(WHAT NEEDS TO BE DONE):
Separate out the lines that hold "vifte".

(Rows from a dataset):
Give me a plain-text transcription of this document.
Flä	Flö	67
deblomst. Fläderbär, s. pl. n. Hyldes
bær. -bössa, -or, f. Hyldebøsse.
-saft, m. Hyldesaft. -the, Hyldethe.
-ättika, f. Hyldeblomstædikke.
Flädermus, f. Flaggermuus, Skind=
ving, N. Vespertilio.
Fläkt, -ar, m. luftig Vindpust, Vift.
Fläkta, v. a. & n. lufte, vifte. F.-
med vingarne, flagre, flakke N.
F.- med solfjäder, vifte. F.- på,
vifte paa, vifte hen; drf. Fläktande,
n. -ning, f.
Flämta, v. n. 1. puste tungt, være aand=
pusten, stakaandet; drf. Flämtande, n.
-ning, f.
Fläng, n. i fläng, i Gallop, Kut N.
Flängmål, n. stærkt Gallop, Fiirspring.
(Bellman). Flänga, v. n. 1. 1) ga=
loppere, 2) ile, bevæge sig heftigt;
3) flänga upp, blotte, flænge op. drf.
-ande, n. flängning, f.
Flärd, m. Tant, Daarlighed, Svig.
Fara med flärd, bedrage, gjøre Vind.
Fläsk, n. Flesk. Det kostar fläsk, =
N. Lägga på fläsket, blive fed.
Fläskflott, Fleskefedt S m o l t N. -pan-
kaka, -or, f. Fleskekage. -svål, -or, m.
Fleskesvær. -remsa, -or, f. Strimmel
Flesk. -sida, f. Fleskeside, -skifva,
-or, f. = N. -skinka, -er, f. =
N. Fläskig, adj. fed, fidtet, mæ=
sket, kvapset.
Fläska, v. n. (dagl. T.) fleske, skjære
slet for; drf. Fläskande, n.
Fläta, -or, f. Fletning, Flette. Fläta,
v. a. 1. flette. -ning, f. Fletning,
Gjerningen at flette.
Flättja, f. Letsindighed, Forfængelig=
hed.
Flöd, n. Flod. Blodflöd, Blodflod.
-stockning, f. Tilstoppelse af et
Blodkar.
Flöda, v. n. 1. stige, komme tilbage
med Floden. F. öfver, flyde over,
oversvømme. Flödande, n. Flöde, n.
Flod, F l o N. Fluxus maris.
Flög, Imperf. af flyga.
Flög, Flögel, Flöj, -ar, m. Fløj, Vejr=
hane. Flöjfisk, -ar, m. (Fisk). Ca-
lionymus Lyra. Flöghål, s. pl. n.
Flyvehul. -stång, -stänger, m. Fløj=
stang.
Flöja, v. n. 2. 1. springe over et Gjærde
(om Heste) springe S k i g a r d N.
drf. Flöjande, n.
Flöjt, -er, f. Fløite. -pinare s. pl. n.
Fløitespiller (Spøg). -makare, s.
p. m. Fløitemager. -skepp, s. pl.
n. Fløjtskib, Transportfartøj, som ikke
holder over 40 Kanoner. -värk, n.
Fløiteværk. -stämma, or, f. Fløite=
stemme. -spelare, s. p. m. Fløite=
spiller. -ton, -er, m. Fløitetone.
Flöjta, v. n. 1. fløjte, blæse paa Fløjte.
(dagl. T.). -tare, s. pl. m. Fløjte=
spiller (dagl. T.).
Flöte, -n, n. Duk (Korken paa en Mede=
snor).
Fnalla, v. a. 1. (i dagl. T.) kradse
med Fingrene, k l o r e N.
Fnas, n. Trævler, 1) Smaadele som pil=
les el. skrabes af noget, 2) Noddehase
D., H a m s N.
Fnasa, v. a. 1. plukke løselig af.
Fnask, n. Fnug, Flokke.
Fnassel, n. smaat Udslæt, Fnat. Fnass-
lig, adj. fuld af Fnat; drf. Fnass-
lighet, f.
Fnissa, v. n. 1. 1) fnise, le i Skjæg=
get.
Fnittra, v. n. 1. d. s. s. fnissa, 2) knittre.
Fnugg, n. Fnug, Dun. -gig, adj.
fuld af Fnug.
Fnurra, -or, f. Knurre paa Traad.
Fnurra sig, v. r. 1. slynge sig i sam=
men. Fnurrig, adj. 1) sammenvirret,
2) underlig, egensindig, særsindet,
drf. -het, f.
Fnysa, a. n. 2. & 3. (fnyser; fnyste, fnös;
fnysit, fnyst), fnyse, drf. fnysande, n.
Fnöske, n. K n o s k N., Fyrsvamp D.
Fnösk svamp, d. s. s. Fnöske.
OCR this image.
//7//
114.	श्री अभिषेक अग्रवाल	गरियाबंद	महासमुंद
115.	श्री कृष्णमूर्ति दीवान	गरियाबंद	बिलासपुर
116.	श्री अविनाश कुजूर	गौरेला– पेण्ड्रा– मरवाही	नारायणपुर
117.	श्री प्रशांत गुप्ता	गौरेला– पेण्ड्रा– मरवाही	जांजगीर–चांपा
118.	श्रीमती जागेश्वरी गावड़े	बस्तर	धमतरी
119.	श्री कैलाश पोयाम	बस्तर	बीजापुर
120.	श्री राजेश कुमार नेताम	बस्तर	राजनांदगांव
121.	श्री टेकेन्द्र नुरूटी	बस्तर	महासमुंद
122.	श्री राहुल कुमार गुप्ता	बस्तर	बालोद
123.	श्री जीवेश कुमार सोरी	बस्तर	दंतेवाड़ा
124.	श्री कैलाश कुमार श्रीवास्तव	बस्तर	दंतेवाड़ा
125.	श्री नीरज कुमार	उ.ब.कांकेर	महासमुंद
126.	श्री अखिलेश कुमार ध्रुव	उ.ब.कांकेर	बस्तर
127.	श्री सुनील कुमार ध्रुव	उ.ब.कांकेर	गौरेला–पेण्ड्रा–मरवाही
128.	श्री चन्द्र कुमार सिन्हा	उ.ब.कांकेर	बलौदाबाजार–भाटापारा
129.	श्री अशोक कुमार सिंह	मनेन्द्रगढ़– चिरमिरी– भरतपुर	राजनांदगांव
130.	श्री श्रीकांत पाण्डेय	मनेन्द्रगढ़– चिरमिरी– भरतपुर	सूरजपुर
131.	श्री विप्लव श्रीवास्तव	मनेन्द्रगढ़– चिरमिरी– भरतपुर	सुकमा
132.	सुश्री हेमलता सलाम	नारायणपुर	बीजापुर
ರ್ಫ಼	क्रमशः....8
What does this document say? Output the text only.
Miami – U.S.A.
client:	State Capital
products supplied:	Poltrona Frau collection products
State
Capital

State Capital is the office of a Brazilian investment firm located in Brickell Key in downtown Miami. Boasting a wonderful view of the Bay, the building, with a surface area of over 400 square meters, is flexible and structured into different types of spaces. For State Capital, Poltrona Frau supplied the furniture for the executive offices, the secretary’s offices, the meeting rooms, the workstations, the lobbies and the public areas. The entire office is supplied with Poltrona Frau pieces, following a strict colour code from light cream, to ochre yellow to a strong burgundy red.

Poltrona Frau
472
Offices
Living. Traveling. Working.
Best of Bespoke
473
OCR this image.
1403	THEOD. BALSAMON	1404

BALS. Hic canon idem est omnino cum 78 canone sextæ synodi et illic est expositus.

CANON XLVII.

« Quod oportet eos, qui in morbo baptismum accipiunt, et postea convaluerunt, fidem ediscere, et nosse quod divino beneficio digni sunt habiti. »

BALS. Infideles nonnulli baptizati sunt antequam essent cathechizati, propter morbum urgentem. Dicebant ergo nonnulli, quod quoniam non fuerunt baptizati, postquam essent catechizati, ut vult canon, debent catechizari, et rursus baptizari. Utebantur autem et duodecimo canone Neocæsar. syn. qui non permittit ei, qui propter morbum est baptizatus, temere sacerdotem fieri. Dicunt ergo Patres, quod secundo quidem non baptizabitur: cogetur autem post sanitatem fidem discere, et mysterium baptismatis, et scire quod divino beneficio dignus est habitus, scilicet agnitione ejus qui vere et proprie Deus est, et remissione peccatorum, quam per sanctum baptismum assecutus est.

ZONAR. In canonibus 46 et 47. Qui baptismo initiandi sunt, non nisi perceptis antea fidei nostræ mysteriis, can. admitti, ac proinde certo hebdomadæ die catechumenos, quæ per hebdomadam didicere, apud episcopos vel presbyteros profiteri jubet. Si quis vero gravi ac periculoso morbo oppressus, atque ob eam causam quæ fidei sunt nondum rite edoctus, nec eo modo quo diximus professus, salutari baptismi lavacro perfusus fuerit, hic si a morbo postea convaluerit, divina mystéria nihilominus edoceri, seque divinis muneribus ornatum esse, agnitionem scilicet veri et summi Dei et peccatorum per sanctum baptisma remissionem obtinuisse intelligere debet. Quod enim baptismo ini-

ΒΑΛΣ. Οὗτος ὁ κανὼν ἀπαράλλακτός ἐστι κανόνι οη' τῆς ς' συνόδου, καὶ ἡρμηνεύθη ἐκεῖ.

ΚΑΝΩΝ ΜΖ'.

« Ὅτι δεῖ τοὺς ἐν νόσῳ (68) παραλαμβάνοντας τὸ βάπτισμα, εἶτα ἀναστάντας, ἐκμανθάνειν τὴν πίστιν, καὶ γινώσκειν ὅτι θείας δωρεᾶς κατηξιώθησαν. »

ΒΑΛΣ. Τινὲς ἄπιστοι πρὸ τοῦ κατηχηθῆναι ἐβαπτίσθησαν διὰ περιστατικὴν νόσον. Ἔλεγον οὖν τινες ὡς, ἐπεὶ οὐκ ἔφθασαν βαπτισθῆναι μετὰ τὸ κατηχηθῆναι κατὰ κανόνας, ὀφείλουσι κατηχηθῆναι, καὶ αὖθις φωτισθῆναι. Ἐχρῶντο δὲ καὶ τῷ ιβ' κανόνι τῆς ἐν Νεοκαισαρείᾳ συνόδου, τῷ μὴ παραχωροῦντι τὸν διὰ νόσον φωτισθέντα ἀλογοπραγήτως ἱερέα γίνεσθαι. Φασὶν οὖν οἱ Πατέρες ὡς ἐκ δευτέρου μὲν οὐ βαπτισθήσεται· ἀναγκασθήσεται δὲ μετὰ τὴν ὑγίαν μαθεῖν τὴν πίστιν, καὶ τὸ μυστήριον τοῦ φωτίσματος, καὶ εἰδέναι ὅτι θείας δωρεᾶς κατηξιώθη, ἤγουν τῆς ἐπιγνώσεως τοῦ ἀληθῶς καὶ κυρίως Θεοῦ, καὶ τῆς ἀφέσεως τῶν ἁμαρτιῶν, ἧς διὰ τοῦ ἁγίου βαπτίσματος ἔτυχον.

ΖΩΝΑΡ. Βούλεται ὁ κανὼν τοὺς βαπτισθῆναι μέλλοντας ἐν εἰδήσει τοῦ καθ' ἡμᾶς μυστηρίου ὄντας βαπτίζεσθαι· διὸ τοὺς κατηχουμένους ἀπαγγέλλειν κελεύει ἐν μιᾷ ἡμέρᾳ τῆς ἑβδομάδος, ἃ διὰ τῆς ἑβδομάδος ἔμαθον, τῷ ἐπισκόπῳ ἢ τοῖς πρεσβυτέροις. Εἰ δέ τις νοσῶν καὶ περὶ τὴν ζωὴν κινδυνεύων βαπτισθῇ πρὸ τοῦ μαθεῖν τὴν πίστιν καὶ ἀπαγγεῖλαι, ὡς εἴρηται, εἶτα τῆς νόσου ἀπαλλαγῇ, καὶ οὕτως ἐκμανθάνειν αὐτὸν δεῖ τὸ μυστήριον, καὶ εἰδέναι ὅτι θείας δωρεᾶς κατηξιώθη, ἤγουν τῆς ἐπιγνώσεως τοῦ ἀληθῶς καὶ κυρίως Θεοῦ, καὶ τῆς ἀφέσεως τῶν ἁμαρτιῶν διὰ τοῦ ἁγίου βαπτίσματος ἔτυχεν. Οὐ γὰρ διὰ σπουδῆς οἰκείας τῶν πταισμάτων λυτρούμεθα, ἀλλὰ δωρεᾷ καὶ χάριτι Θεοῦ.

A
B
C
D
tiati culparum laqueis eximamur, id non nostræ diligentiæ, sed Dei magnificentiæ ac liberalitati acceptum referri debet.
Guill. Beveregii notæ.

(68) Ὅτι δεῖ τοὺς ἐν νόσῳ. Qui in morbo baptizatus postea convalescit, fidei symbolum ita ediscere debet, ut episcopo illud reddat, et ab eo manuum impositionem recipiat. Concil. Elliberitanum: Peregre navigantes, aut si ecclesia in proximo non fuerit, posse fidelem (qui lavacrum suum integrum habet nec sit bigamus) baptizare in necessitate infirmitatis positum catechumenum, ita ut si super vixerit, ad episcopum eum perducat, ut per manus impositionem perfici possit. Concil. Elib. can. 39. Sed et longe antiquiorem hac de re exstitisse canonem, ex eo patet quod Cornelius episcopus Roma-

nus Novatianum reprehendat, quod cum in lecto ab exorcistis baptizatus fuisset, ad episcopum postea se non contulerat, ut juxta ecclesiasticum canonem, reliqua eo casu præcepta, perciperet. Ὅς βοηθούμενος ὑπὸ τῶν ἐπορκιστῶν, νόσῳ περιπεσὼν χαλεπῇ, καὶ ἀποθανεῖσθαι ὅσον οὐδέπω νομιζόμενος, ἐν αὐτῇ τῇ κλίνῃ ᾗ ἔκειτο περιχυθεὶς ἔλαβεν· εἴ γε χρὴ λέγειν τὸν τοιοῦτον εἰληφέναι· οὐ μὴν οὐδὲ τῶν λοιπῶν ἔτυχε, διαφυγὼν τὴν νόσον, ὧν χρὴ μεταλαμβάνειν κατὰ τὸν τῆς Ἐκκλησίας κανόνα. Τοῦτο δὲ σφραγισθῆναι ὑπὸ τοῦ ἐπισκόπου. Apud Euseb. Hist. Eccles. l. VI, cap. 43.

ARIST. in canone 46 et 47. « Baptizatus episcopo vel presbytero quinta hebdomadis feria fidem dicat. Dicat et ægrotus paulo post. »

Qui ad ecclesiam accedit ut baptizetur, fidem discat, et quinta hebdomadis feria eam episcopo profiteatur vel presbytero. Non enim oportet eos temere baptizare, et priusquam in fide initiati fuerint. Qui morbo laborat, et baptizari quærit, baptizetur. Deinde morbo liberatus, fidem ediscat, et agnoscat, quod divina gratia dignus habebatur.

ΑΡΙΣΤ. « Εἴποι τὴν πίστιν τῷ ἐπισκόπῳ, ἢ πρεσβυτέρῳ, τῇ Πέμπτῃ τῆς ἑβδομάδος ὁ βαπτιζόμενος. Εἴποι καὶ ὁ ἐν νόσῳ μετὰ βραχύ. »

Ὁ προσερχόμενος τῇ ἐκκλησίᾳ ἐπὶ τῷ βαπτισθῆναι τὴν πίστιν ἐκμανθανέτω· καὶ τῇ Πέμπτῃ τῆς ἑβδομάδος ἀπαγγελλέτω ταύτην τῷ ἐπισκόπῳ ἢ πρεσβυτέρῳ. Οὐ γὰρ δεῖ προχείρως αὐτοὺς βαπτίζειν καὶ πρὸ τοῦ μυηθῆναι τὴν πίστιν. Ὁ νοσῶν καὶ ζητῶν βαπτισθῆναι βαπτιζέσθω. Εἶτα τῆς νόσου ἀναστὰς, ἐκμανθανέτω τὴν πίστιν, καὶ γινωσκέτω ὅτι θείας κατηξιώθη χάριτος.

(ANSWER FOR THE TASK):
Fläkta, v. a. & n. lufte, vifte. F.-
F.- med solfjäder, vifte. F.- på,
vifte paa, vifte hen; drf. Fläktande,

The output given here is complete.